EXERCISE REQUIREMENTS: Every line of the records below should be restated exactly.

########

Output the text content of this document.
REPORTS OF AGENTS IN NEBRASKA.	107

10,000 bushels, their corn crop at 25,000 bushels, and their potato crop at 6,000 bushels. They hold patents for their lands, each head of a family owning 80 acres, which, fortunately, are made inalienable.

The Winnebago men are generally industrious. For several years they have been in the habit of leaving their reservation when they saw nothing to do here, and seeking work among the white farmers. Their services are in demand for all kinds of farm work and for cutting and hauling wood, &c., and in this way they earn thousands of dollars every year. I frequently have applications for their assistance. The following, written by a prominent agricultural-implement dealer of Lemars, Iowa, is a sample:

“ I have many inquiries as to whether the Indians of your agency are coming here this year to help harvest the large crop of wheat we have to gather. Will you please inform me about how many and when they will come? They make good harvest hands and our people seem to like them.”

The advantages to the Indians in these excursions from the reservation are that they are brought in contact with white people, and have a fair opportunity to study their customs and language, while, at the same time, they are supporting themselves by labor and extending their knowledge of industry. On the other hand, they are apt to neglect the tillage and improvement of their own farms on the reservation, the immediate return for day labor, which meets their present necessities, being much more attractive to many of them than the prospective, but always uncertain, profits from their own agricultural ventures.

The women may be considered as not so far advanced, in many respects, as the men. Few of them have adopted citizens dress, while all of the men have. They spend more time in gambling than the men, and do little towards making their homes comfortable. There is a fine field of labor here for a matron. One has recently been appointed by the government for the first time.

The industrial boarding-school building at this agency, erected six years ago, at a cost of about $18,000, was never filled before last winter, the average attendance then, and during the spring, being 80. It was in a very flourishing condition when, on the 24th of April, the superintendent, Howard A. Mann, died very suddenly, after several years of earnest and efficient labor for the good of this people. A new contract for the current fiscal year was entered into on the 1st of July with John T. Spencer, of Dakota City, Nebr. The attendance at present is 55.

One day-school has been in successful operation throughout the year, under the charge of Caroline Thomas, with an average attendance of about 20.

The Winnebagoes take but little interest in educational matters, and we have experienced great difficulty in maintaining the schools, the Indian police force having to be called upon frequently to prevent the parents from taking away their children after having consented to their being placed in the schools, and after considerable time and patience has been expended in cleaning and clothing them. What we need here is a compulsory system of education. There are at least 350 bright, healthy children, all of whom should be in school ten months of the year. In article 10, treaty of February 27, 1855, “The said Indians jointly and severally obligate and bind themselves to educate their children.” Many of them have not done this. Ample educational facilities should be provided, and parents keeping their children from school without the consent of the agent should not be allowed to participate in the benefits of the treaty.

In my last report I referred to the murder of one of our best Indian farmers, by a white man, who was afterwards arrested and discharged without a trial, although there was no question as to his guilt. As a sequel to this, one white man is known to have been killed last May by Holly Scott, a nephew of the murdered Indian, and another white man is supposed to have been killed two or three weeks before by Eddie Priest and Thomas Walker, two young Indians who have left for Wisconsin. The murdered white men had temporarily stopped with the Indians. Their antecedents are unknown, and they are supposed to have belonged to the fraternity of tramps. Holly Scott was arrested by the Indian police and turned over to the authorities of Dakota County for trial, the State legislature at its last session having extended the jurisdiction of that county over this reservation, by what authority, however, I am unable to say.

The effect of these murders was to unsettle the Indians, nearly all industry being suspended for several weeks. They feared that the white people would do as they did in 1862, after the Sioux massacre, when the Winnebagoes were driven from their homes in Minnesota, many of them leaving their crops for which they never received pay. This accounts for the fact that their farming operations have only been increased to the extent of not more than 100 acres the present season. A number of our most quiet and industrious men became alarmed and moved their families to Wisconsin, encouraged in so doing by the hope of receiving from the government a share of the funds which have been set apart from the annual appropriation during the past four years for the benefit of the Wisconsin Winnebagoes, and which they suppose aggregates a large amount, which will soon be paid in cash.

########

THE OUTPUT:
Output the text content of this document.
REPORTS OF AGENTS IN NEBRASKA.	107

10,000 bushels, their corn crop at 25,000 bushels, and their potato crop at 6,000 bushels. They hold patents for their lands, each head of a family owning 80 acres, which, fortunately, are made inalienable.

The Winnebago men are generally industrious. For several years they have been in the habit of leaving their reservation when they saw nothing to do here, and seeking work among the white farmers. Their services are in demand for all kinds of farm work and for cutting and hauling wood, &c., and in this way they earn thousands of dollars every year. I frequently have applications for their assistance. The following, written by a prominent agricultural-implement dealer of Lemars, Iowa, is a sample:

“ I have many inquiries as to whether the Indians of your agency are coming here this year to help harvest the large crop of wheat we have to gather. Will you please inform me about how many and when they will come? They make good harvest hands and our people seem to like them.”

The advantages to the Indians in these excursions from the reservation are that they are brought in contact with white people, and have a fair opportunity to study their customs and language, while, at the same time, they are supporting themselves by labor and extending their knowledge of industry. On the other hand, they are apt to neglect the tillage and improvement of their own farms on the reservation, the immediate return for day labor, which meets their present necessities, being much more attractive to many of them than the prospective, but always uncertain, profits from their own agricultural ventures.

The women may be considered as not so far advanced, in many respects, as the men. Few of them have adopted citizens dress, while all of the men have. They spend more time in gambling than the men, and do little towards making their homes comfortable. There is a fine field of labor here for a matron. One has recently been appointed by the government for the first time.

The industrial boarding-school building at this agency, erected six years ago, at a cost of about $18,000, was never filled before last winter, the average attendance then, and during the spring, being 80. It was in a very flourishing condition when, on the 24th of April, the superintendent, Howard A. Mann, died very suddenly, after several years of earnest and efficient labor for the good of this people. A new contract for the current fiscal year was entered into on the 1st of July with John T. Spencer, of Dakota City, Nebr. The attendance at present is 55.

One day-school has been in successful operation throughout the year, under the charge of Caroline Thomas, with an average attendance of about 20.

The Winnebagoes take but little interest in educational matters, and we have experienced great difficulty in maintaining the schools, the Indian police force having to be called upon frequently to prevent the parents from taking away their children after having consented to their being placed in the schools, and after considerable time and patience has been expended in cleaning and clothing them. What we need here is a compulsory system of education. There are at least 350 bright, healthy children, all of whom should be in school ten months of the year. In article 10, treaty of February 27, 1855, “The said Indians jointly and severally obligate and bind themselves to educate their children.” Many of them have not done this. Ample educational facilities should be provided, and parents keeping their children from school without the consent of the agent should not be allowed to participate in the benefits of the treaty.

In my last report I referred to the murder of one of our best Indian farmers, by a white man, who was afterwards arrested and discharged without a trial, although there was no question as to his guilt. As a sequel to this, one white man is known to have been killed last May by Holly Scott, a nephew of the murdered Indian, and another white man is supposed to have been killed two or three weeks before by Eddie Priest and Thomas Walker, two young Indians who have left for Wisconsin. The murdered white men had temporarily stopped with the Indians. Their antecedents are unknown, and they are supposed to have belonged to the fraternity of tramps. Holly Scott was arrested by the Indian police and turned over to the authorities of Dakota County for trial, the State legislature at its last session having extended the jurisdiction of that county over this reservation, by what authority, however, I am unable to say.

The effect of these murders was to unsettle the Indians, nearly all industry being suspended for several weeks. They feared that the white people would do as they did in 1862, after the Sioux massacre, when the Winnebagoes were driven from their homes in Minnesota, many of them leaving their crops for which they never received pay. This accounts for the fact that their farming operations have only been increased to the extent of not more than 100 acres the present season. A number of our most quiet and industrious men became alarmed and moved their families to Wisconsin, encouraged in so doing by the hope of receiving from the government a share of the funds which have been set apart from the annual appropriation during the past four years for the benefit of the Wisconsin Winnebagoes, and which they suppose aggregates a large amount, which will soon be paid in cash.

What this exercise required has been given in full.